- _EXTRACTED ENTRIES_:
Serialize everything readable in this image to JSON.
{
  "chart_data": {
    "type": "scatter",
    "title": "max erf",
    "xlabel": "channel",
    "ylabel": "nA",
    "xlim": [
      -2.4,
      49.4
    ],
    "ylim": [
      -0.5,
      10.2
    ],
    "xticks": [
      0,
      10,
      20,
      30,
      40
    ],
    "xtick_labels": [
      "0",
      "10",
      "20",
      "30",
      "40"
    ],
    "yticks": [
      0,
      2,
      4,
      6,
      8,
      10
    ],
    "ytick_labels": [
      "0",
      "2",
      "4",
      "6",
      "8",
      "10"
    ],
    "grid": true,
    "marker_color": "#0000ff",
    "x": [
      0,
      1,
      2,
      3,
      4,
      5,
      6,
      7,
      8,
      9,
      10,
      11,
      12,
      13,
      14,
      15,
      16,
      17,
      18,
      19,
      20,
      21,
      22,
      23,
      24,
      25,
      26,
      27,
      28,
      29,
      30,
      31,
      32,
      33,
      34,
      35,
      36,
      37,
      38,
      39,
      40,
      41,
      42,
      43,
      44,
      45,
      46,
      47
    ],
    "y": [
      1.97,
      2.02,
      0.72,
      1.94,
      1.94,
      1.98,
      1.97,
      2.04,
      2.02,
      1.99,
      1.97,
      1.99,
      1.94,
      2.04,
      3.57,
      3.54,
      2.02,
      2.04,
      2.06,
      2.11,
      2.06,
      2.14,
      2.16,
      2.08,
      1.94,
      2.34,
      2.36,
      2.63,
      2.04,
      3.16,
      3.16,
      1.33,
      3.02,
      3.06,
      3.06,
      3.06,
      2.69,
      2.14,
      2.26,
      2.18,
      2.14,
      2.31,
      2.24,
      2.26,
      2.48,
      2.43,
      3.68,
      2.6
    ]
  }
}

- _WHAT YOU SHOULD DO_: Output the whole listing above again, word for word.

- _CORRECT OUTPUT_:
Serialize everything readable in this image to JSON.
{
  "chart_data": {
    "type": "scatter",
    "title": "max erf",
    "xlabel": "channel",
    "ylabel": "nA",
    "xlim": [
      -2.4,
      49.4
    ],
    "ylim": [
      -0.5,
      10.2
    ],
    "xticks": [
      0,
      10,
      20,
      30,
      40
    ],
    "xtick_labels": [
      "0",
      "10",
      "20",
      "30",
      "40"
    ],
    "yticks": [
      0,
      2,
      4,
      6,
      8,
      10
    ],
    "ytick_labels": [
      "0",
      "2",
      "4",
      "6",
      "8",
      "10"
    ],
    "grid": true,
    "marker_color": "#0000ff",
    "x": [
      0,
      1,
      2,
      3,
      4,
      5,
      6,
      7,
      8,
      9,
      10,
      11,
      12,
      13,
      14,
      15,
      16,
      17,
      18,
      19,
      20,
      21,
      22,
      23,
      24,
      25,
      26,
      27,
      28,
      29,
      30,
      31,
      32,
      33,
      34,
      35,
      36,
      37,
      38,
      39,
      40,
      41,
      42,
      43,
      44,
      45,
      46,
      47
    ],
    "y": [
      1.97,
      2.02,
      0.72,
      1.94,
      1.94,
      1.98,
      1.97,
      2.04,
      2.02,
      1.99,
      1.97,
      1.99,
      1.94,
      2.04,
      3.57,
      3.54,
      2.02,
      2.04,
      2.06,
      2.11,
      2.06,
      2.14,
      2.16,
      2.08,
      1.94,
      2.34,
      2.36,
      2.63,
      2.04,
      3.16,
      3.16,
      1.33,
      3.02,
      3.06,
      3.06,
      3.06,
      2.69,
      2.14,
      2.26,
      2.18,
      2.14,
      2.31,
      2.24,
      2.26,
      2.48,
      2.43,
      3.68,
      2.6
    ]
  }
}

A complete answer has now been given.